# [EXERCISE REQUIREMENTS]
Please quote the material exactly, every line of it.

— Begin EXCERPTED DATA —

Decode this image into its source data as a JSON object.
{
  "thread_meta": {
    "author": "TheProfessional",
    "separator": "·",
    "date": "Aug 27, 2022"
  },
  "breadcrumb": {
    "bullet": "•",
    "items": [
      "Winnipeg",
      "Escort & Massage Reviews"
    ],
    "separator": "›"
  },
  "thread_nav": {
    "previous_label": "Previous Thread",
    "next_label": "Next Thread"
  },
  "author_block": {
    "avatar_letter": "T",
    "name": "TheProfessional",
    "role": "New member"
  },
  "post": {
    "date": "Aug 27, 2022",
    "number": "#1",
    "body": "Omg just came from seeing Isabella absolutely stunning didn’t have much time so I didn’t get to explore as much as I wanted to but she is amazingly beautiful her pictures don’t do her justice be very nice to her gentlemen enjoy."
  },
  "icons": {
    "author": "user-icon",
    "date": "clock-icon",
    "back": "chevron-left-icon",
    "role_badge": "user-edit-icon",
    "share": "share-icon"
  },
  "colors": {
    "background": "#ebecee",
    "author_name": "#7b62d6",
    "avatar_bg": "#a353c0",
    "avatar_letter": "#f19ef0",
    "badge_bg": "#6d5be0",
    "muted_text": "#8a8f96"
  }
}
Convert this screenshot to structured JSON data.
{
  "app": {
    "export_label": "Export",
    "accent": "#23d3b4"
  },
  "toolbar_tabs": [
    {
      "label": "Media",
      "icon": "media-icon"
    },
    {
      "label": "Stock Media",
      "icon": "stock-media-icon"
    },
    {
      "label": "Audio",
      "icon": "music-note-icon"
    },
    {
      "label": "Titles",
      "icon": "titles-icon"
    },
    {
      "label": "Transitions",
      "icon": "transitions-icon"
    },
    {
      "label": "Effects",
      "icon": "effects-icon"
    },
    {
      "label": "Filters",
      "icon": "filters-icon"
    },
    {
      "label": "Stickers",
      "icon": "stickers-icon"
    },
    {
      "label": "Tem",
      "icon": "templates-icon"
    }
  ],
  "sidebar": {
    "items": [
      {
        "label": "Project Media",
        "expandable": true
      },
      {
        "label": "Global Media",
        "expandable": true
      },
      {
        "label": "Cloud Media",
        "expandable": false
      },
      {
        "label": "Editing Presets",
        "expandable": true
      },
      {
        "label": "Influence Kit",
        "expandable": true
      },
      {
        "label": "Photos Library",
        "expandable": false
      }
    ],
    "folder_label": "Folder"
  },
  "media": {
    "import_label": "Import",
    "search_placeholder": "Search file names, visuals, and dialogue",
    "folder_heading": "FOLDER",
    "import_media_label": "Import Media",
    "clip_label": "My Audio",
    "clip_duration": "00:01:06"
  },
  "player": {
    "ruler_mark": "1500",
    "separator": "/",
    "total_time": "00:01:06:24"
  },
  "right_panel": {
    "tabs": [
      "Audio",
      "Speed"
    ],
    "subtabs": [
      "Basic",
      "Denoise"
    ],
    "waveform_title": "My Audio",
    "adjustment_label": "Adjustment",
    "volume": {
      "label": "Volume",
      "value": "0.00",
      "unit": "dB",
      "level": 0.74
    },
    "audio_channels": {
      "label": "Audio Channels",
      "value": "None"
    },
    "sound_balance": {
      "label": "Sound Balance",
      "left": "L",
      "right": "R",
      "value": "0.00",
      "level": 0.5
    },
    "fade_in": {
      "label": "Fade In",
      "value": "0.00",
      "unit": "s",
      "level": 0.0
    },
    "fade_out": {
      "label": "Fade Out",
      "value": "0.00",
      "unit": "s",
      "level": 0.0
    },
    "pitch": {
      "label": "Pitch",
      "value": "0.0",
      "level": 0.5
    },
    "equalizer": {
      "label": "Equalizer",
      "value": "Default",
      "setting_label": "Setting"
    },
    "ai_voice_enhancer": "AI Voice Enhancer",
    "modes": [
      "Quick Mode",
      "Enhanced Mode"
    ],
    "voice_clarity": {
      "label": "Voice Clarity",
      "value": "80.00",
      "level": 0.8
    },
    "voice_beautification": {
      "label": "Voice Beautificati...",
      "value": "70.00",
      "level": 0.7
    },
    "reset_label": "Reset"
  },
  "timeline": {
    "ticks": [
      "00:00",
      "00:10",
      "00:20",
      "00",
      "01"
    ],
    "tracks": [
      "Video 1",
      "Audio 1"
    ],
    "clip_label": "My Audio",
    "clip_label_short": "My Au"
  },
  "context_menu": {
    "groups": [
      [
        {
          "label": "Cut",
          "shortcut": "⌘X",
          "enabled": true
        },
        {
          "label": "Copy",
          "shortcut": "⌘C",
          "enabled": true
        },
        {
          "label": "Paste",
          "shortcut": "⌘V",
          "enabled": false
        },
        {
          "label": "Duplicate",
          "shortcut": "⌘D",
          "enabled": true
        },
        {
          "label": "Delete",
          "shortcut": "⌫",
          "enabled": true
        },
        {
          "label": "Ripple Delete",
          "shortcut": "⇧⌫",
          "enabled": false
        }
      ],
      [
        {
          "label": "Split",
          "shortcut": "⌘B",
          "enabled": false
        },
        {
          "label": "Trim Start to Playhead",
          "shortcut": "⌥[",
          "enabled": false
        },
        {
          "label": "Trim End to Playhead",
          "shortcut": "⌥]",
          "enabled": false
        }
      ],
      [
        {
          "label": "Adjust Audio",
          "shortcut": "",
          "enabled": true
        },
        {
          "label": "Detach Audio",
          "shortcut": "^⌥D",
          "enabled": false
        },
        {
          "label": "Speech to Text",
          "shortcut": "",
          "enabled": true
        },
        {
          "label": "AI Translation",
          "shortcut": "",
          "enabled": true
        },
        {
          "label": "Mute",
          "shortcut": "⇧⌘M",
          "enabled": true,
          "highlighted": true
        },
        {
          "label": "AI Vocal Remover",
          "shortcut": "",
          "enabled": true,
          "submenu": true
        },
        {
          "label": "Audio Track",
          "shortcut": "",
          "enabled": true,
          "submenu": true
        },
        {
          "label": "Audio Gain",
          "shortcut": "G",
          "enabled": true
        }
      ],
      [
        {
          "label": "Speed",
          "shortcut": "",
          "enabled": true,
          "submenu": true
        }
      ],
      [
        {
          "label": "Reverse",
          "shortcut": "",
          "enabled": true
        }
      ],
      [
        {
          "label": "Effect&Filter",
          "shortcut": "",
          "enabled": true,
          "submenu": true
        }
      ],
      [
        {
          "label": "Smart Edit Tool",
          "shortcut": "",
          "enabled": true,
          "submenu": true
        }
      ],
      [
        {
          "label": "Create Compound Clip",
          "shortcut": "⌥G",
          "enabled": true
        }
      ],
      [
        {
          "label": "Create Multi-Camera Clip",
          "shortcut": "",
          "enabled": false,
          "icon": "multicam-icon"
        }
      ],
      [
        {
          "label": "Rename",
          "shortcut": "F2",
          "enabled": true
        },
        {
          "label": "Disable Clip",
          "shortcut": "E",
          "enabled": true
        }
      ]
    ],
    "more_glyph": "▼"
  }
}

— End EXCERPTED DATA —

# [EXERCISE RESULT]
Decode this image into its source data as a JSON object.
{
  "thread_meta": {
    "author": "TheProfessional",
    "separator": "·",
    "date": "Aug 27, 2022"
  },
  "breadcrumb": {
    "bullet": "•",
    "items": [
      "Winnipeg",
      "Escort & Massage Reviews"
    ],
    "separator": "›"
  },
  "thread_nav": {
    "previous_label": "Previous Thread",
    "next_label": "Next Thread"
  },
  "author_block": {
    "avatar_letter": "T",
    "name": "TheProfessional",
    "role": "New member"
  },
  "post": {
    "date": "Aug 27, 2022",
    "number": "#1",
    "body": "Omg just came from seeing Isabella absolutely stunning didn’t have much time so I didn’t get to explore as much as I wanted to but she is amazingly beautiful her pictures don’t do her justice be very nice to her gentlemen enjoy."
  },
  "icons": {
    "author": "user-icon",
    "date": "clock-icon",
    "back": "chevron-left-icon",
    "role_badge": "user-edit-icon",
    "share": "share-icon"
  },
  "colors": {
    "background": "#ebecee",
    "author_name": "#7b62d6",
    "avatar_bg": "#a353c0",
    "avatar_letter": "#f19ef0",
    "badge_bg": "#6d5be0",
    "muted_text": "#8a8f96"
  }
}
Convert this screenshot to structured JSON data.
{
  "app": {
    "export_label": "Export",
    "accent": "#23d3b4"
  },
  "toolbar_tabs": [
    {
      "label": "Media",
      "icon": "media-icon"
    },
    {
      "label": "Stock Media",
      "icon": "stock-media-icon"
    },
    {
      "label": "Audio",
      "icon": "music-note-icon"
    },
    {
      "label": "Titles",
      "icon": "titles-icon"
    },
    {
      "label": "Transitions",
      "icon": "transitions-icon"
    },
    {
      "label": "Effects",
      "icon": "effects-icon"
    },
    {
      "label": "Filters",
      "icon": "filters-icon"
    },
    {
      "label": "Stickers",
      "icon": "stickers-icon"
    },
    {
      "label": "Tem",
      "icon": "templates-icon"
    }
  ],
  "sidebar": {
    "items": [
      {
        "label": "Project Media",
        "expandable": true
      },
      {
        "label": "Global Media",
        "expandable": true
      },
      {
        "label": "Cloud Media",
        "expandable": false
      },
      {
        "label": "Editing Presets",
        "expandable": true
      },
      {
        "label": "Influence Kit",
        "expandable": true
      },
      {
        "label": "Photos Library",
        "expandable": false
      }
    ],
    "folder_label": "Folder"
  },
  "media": {
    "import_label": "Import",
    "search_placeholder": "Search file names, visuals, and dialogue",
    "folder_heading": "FOLDER",
    "import_media_label": "Import Media",
    "clip_label": "My Audio",
    "clip_duration": "00:01:06"
  },
  "player": {
    "ruler_mark": "1500",
    "separator": "/",
    "total_time": "00:01:06:24"
  },
  "right_panel": {
    "tabs": [
      "Audio",
      "Speed"
    ],
    "subtabs": [
      "Basic",
      "Denoise"
    ],
    "waveform_title": "My Audio",
    "adjustment_label": "Adjustment",
    "volume": {
      "label": "Volume",
      "value": "0.00",
      "unit": "dB",
      "level": 0.74
    },
    "audio_channels": {
      "label": "Audio Channels",
      "value": "None"
    },
    "sound_balance": {
      "label": "Sound Balance",
      "left": "L",
      "right": "R",
      "value": "0.00",
      "level": 0.5
    },
    "fade_in": {
      "label": "Fade In",
      "value": "0.00",
      "unit": "s",
      "level": 0.0
    },
    "fade_out": {
      "label": "Fade Out",
      "value": "0.00",
      "unit": "s",
      "level": 0.0
    },
    "pitch": {
      "label": "Pitch",
      "value": "0.0",
      "level": 0.5
    },
    "equalizer": {
      "label": "Equalizer",
      "value": "Default",
      "setting_label": "Setting"
    },
    "ai_voice_enhancer": "AI Voice Enhancer",
    "modes": [
      "Quick Mode",
      "Enhanced Mode"
    ],
    "voice_clarity": {
      "label": "Voice Clarity",
      "value": "80.00",
      "level": 0.8
    },
    "voice_beautification": {
      "label": "Voice Beautificati...",
      "value": "70.00",
      "level": 0.7
    },
    "reset_label": "Reset"
  },
  "timeline": {
    "ticks": [
      "00:00",
      "00:10",
      "00:20",
      "00",
      "01"
    ],
    "tracks": [
      "Video 1",
      "Audio 1"
    ],
    "clip_label": "My Audio",
    "clip_label_short": "My Au"
  },
  "context_menu": {
    "groups": [
      [
        {
          "label": "Cut",
          "shortcut": "⌘X",
          "enabled": true
        },
        {
          "label": "Copy",
          "shortcut": "⌘C",
          "enabled": true
        },
        {
          "label": "Paste",
          "shortcut": "⌘V",
          "enabled": false
        },
        {
          "label": "Duplicate",
          "shortcut": "⌘D",
          "enabled": true
        },
        {
          "label": "Delete",
          "shortcut": "⌫",
          "enabled": true
        },
        {
          "label": "Ripple Delete",
          "shortcut": "⇧⌫",
          "enabled": false
        }
      ],
      [
        {
          "label": "Split",
          "shortcut": "⌘B",
          "enabled": false
        },
        {
          "label": "Trim Start to Playhead",
          "shortcut": "⌥[",
          "enabled": false
        },
        {
          "label": "Trim End to Playhead",
          "shortcut": "⌥]",
          "enabled": false
        }
      ],
      [
        {
          "label": "Adjust Audio",
          "shortcut": "",
          "enabled": true
        },
        {
          "label": "Detach Audio",
          "shortcut": "^⌥D",
          "enabled": false
        },
        {
          "label": "Speech to Text",
          "shortcut": "",
          "enabled": true
        },
        {
          "label": "AI Translation",
          "shortcut": "",
          "enabled": true
        },
        {
          "label": "Mute",
          "shortcut": "⇧⌘M",
          "enabled": true,
          "highlighted": true
        },
        {
          "label": "AI Vocal Remover",
          "shortcut": "",
          "enabled": true,
          "submenu": true
        },
        {
          "label": "Audio Track",
          "shortcut": "",
          "enabled": true,
          "submenu": true
        },
        {
          "label": "Audio Gain",
          "shortcut": "G",
          "enabled": true
        }
      ],
      [
        {
          "label": "Speed",
          "shortcut": "",
          "enabled": true,
          "submenu": true
        }
      ],
      [
        {
          "label": "Reverse",
          "shortcut": "",
          "enabled": true
        }
      ],
      [
        {
          "label": "Effect&Filter",
          "shortcut": "",
          "enabled": true,
          "submenu": true
        }
      ],
      [
        {
          "label": "Smart Edit Tool",
          "shortcut": "",
          "enabled": true,
          "submenu": true
        }
      ],
      [
        {
          "label": "Create Compound Clip",
          "shortcut": "⌥G",
          "enabled": true
        }
      ],
      [
        {
          "label": "Create Multi-Camera Clip",
          "shortcut": "",
          "enabled": false,
          "icon": "multicam-icon"
        }
      ],
      [
        {
          "label": "Rename",
          "shortcut": "F2",
          "enabled": true
        },
        {
          "label": "Disable Clip",
          "shortcut": "E",
          "enabled": true
        }
      ]
    ],
    "more_glyph": "▼"
  }
}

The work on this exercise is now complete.